> [AIM]:
Every line from the one with "Give me a plain-text" through the final line must be written out exactly, and no other line; omit the pictures.

> [LISTING]:

++++++++++

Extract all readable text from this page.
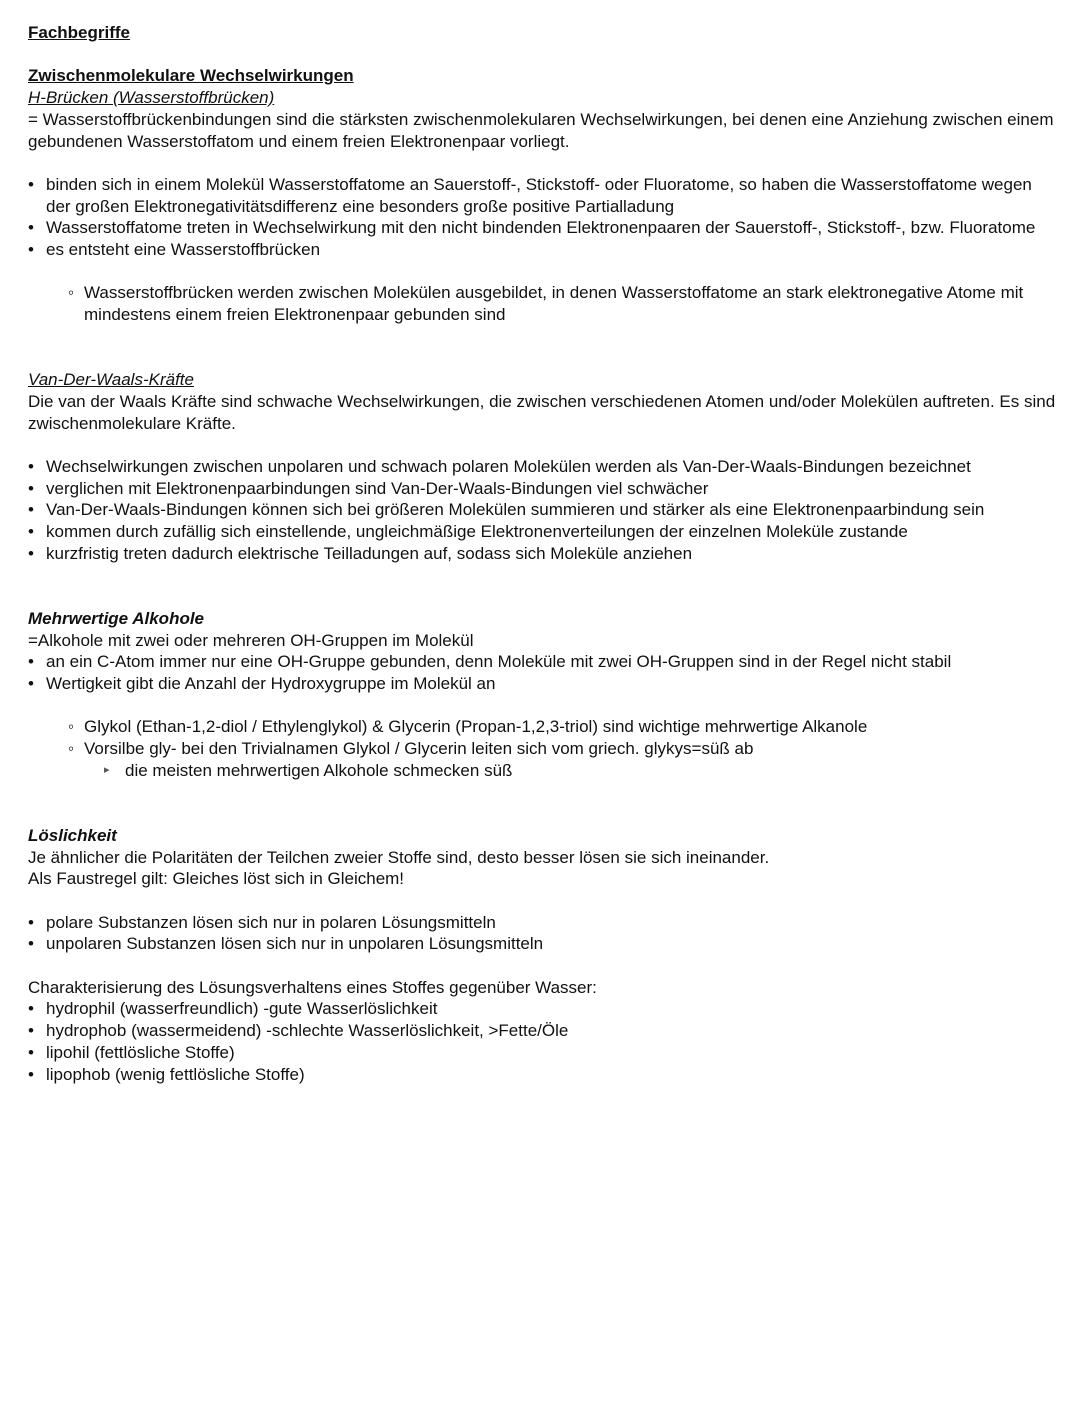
Fachbegriffe
Zwischenmolekulare Wechselwirkungen
H-Brücken (Wasserstoffbrücken)

= Wasserstoffbrückenbindungen sind die stärksten zwischenmolekularen Wechselwirkungen, bei denen eine Anziehung zwischen einem gebundenen Wasserstoffatom und einem freien Elektronenpaar vorliegt.

• binden sich in einem Molekül Wasserstoffatome an Sauerstoff-, Stickstoff- oder Fluoratome, so haben die Wasserstoffatome wegen der großen Elektronegativitätsdifferenz eine besonders große positive Partialladung
• Wasserstoffatome treten in Wechselwirkung mit den nicht bindenden Elektronenpaaren der Sauerstoff-, Stickstoff-, bzw. Fluoratome
• es entsteht eine Wasserstoffbrücken
◦ Wasserstoffbrücken werden zwischen Molekülen ausgebildet, in denen Wasserstoffatome an stark elektronegative Atome mit mindestens einem freien Elektronenpaar gebunden sind
Van-Der-Waals-Kräfte

Die van der Waals Kräfte sind schwache Wechselwirkungen, die zwischen verschiedenen Atomen und/oder Molekülen auftreten. Es sind zwischenmolekulare Kräfte.

• Wechselwirkungen zwischen unpolaren und schwach polaren Molekülen werden als Van-Der-Waals-Bindungen bezeichnet
• verglichen mit Elektronenpaarbindungen sind Van-Der-Waals-Bindungen viel schwächer
• Van-Der-Waals-Bindungen können sich bei größeren Molekülen summieren und stärker als eine Elektronenpaarbindung sein
• kommen durch zufällig sich einstellende, ungleichmäßige Elektronenverteilungen der einzelnen Moleküle zustande
• kurzfristig treten dadurch elektrische Teilladungen auf, sodass sich Moleküle anziehen
Mehrwertige Alkohole

=Alkohole mit zwei oder mehreren OH-Gruppen im Molekül

• an ein C-Atom immer nur eine OH-Gruppe gebunden, denn Moleküle mit zwei OH-Gruppen sind in der Regel nicht stabil
• Wertigkeit gibt die Anzahl der Hydroxygruppe im Molekül an
◦ Glykol (Ethan-1,2-diol / Ethylenglykol) & Glycerin (Propan-1,2,3-triol) sind wichtige mehrwertige Alkanole
◦ Vorsilbe gly- bei den Trivialnamen Glykol / Glycerin leiten sich vom griech. glykys=süß ab
▸ die meisten mehrwertigen Alkohole schmecken süß
Löslichkeit

Je ähnlicher die Polaritäten der Teilchen zweier Stoffe sind, desto besser lösen sie sich ineinander.

Als Faustregel gilt: Gleiches löst sich in Gleichem!

• polare Substanzen lösen sich nur in polaren Lösungsmitteln
• unpolaren Substanzen lösen sich nur in unpolaren Lösungsmitteln

Charakterisierung des Lösungsverhaltens eines Stoffes gegenüber Wasser:

• hydrophil (wasserfreundlich) -gute Wasserlöslichkeit
• hydrophob (wassermeidend) -schlechte Wasserlöslichkeit, >Fette/Öle
• lipohil (fettlösliche Stoffe)
• lipophob (wenig fettlösliche Stoffe)
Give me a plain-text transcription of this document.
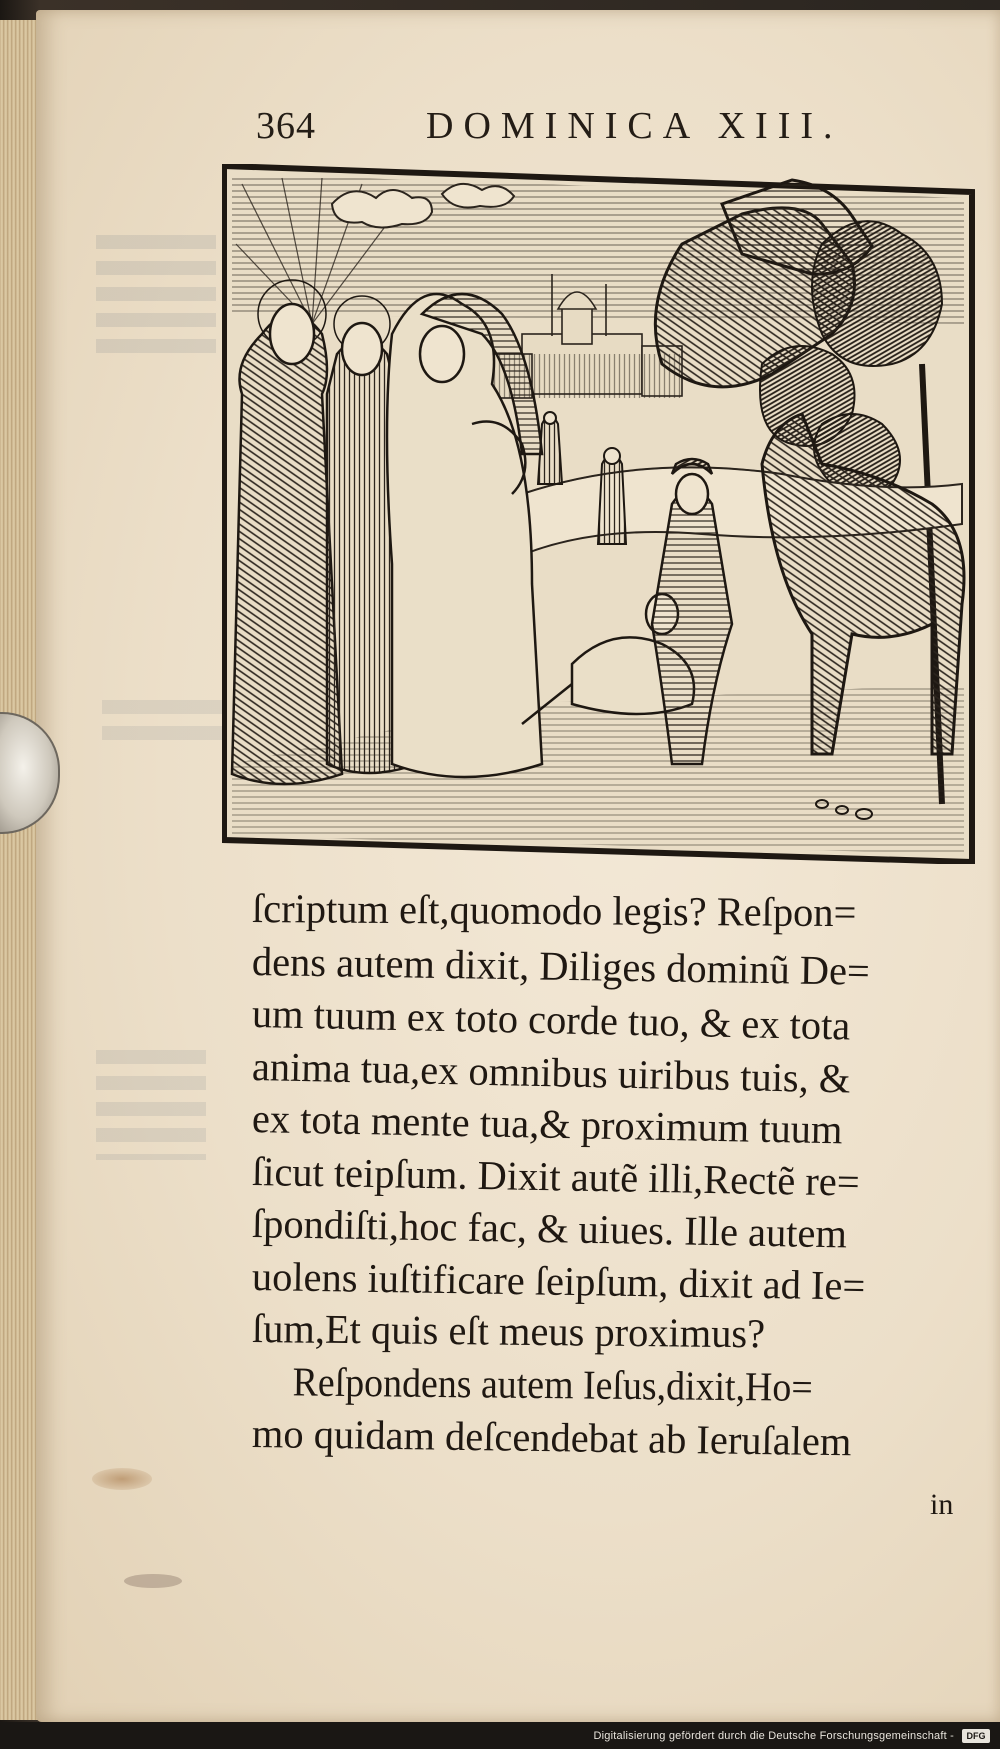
364	DOMINICA XIII.
ſcriptum eſt,quomodo legis? Reſpon=
dens autem dixit, Diliges dominũ De=
um tuum ex toto corde tuo, & ex tota
anima tua,ex omnibus uiribus tuis, &
ex tota mente tua,& proximum tuum
ſicut teipſum. Dixit autẽ illi,Rectẽ re=
ſpondiſti,hoc fac, & uiues. Ille autem
uolens iuſtificare ſeipſum, dixit ad Ie=
ſum,Et quis eſt meus proximus?
Reſpondens autem Ieſus,dixit,Ho=
mo quidam deſcendebat ab Ieruſalem
in
Digitalisierung gefördert durch die Deutsche Forschungsgemeinschaft -	DFG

++++++++++

> [FINAL RESULT]:
Give me a plain-text transcription of this document.
364	DOMINICA XIII.
ſcriptum eſt,quomodo legis? Reſpon=
dens autem dixit, Diliges dominũ De=
um tuum ex toto corde tuo, & ex tota
anima tua,ex omnibus uiribus tuis, &
ex tota mente tua,& proximum tuum
ſicut teipſum. Dixit autẽ illi,Rectẽ re=
ſpondiſti,hoc fac, & uiues. Ille autem
uolens iuſtificare ſeipſum, dixit ad Ie=
ſum,Et quis eſt meus proximus?
Reſpondens autem Ieſus,dixit,Ho=
mo quidam deſcendebat ab Ieruſalem
in
Digitalisierung gefördert durch die Deutsche Forschungsgemeinschaft -	DFG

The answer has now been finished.